## Задание 1
Переименуйте «Point» в «Marker» в той части листинга, что открывается его первой строкой и завершается строкой с «Point — [93, 626, 115, 640]», и приведите эти строки заново, ничего больше в них не меняя.

СУДЬБА НИЖНЕТАГИЛЬСКОГО МЯСОТОРГОВЦА ГЕРАСИМА ФОМИЧЕВА
Революция в судьбе мясоторговца Герасима Фомичева и скотовода Василия Геруса
Гороховские чтения : Материалы восьмой региональной музейной конференции / сост., науч. ред. А. Э. Алакшин. — Челябинск, 2017. — 363 с
В. В. Кашин.
До революции большое заводское селение, каким являлся Нижний Тагил с населением 50 тысяч человек, а тем более уездный город Челябинск (около 70 тысяч), обойтись мясом собственного скота никак не могло.
Потребное количество мяса обеспечивал выращенный в степных районах скот. Закупали его большими партиями до двух тысяч голов в Поволжье, Оренбургской, Акмолинской губерниях, доставляя по железной дороге или перегоняя по трактам.
По прибытии на место крупный рогатый скот определялся на вольный выпас. При этом он не только восстанавливался от утомительной дороги, но и нагуливал по сотне килограммов. Скотопромышленники были заинтересованы в подножном откорме, так как упитанное животное обеспечивало до 55 % выхода мяса с туши.
Кстати, одной из причин провала продовольственной политики царского правительства явился переход весной 1915 г. от закупок непосредственно мяса к поставкам живого скота. Если раньше население охотно покупало отходы мяса по приемлемым ценам, что стимулировало всю цепочку мясоторговли, то теперь посредникам и поставщикам стало невыгодно откармливать скот. Выход мясного белка и жира уменьшился на треть1.
Закупать скот за тысячу верст посылали самых ловких и изворотливых приказчиков. Во время Гражданской войны опытные гонщики умели доставлять гурты из степных областей «гоном по глуши». Они намеренно огибали крупные города, такие как Челябинск и Екатеринбург, так как правила обязывали проходить там ветеринарное освидетельствование и платить сборы в казну.
Баранину гуртовщики закупали оптом в казахских и калмыцких степях. Летом везли живыми головами, а зимой привозили по железной дороге обработанные туши — так называемые стяги. Особенно славилась сочным и наваристым мясом калмыцкая курдючная порода, которая давала пуд мяса с одной туши. В ходе забоя скота оставались шкуры — ценное сырье для кожевенной отрасли.

[Аннотации элементов страницы]
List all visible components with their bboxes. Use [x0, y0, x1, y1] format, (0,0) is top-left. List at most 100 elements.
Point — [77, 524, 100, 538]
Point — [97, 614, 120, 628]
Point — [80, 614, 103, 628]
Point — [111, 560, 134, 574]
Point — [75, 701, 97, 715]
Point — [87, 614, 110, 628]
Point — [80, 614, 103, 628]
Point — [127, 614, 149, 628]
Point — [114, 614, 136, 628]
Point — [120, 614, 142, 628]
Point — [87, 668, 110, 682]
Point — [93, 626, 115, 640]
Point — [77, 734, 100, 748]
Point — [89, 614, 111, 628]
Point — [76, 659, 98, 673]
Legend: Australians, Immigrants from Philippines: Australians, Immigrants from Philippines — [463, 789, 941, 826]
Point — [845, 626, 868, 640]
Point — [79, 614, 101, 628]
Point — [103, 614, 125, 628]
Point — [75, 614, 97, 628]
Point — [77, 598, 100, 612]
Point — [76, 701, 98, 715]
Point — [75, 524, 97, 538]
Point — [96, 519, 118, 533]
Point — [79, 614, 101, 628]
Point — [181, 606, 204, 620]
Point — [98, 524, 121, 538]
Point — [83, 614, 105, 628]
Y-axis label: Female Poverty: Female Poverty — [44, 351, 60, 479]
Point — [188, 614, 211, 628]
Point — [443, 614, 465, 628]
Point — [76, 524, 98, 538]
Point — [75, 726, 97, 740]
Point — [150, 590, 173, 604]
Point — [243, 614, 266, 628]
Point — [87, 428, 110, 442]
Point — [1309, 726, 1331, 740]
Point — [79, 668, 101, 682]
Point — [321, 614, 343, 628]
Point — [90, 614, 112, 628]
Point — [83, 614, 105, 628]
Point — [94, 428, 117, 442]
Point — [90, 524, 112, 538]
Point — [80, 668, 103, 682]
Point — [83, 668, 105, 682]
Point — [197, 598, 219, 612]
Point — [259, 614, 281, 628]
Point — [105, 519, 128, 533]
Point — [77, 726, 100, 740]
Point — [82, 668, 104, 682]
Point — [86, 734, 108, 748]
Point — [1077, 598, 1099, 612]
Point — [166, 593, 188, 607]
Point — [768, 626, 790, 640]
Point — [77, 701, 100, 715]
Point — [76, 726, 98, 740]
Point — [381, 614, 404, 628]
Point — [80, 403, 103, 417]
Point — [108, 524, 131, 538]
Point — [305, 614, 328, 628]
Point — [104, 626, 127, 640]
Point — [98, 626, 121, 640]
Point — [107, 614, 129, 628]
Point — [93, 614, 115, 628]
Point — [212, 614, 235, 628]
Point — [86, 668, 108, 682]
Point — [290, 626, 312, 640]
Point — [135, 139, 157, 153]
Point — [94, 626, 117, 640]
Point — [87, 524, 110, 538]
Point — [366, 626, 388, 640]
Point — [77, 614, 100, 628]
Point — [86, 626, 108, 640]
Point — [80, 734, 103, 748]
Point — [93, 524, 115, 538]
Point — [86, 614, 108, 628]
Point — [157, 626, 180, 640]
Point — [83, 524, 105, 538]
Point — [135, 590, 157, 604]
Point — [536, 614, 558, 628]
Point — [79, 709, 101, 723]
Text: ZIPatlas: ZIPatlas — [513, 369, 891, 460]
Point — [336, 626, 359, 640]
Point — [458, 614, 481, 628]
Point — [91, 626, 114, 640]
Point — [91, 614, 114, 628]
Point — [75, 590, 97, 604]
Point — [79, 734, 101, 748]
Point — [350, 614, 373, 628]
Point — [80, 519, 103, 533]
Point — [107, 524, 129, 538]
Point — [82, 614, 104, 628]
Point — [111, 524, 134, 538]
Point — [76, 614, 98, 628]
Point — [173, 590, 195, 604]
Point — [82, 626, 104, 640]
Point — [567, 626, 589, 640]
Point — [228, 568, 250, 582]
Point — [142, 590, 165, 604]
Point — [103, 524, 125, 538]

## Задание 2
Продолжите статью о дореволюционной мясоторговле на Урале, начав сразу после последнего приведенного предложения.

## Ответ 1
List all visible components with their bboxes. Use [x0, y0, x1, y1] format, (0,0) is top-left. List at most 100 elements.
Marker — [77, 524, 100, 538]
Marker — [97, 614, 120, 628]
Marker — [80, 614, 103, 628]
Marker — [111, 560, 134, 574]
Marker — [75, 701, 97, 715]
Marker — [87, 614, 110, 628]
Marker — [80, 614, 103, 628]
Marker — [127, 614, 149, 628]
Marker — [114, 614, 136, 628]
Marker — [120, 614, 142, 628]
Marker — [87, 668, 110, 682]
Marker — [93, 626, 115, 640]

## Ответ 2
Особенным спросом пользовались и прочные лосиные и оленьи кожи, которые задешево закупались на севере Пермской губернии, а до железной дороги досталялись по санному пути.
Мясные распродажи и заготовки начинались в декабре и продолжались до Рождества. Свежее мясо коптили, солили, вялили или сдавали в колбасные лавки. Приобретенное мясо хозяева хранили до лета в оборудованных ледниках и погребах четвертями туш.
В Нижнем Тагиле с середины XIX в. по велению Авроры Карловны Шернваль-Демидовой-Карамзиной (1808–1902) заводоуправление выделяло средства на ежедневное горячее питание шахтеров-подземщиков.
Ежегодно контора на торгах заключала договор на закуп мяса. Постоянными поставщиками в начале ХХ в. неизменно были братья Фомичевы, которые соглашались брать 6 копеек за фунт мяса (410 граммов)2.
Постепенно в Нижнем Тагиле сложились семейные кланы крупных гуртовщиков и мясоторговцев. Это были братья Фомичевы, Куликовы, Шибневы, отец и сын Шепелевы и др.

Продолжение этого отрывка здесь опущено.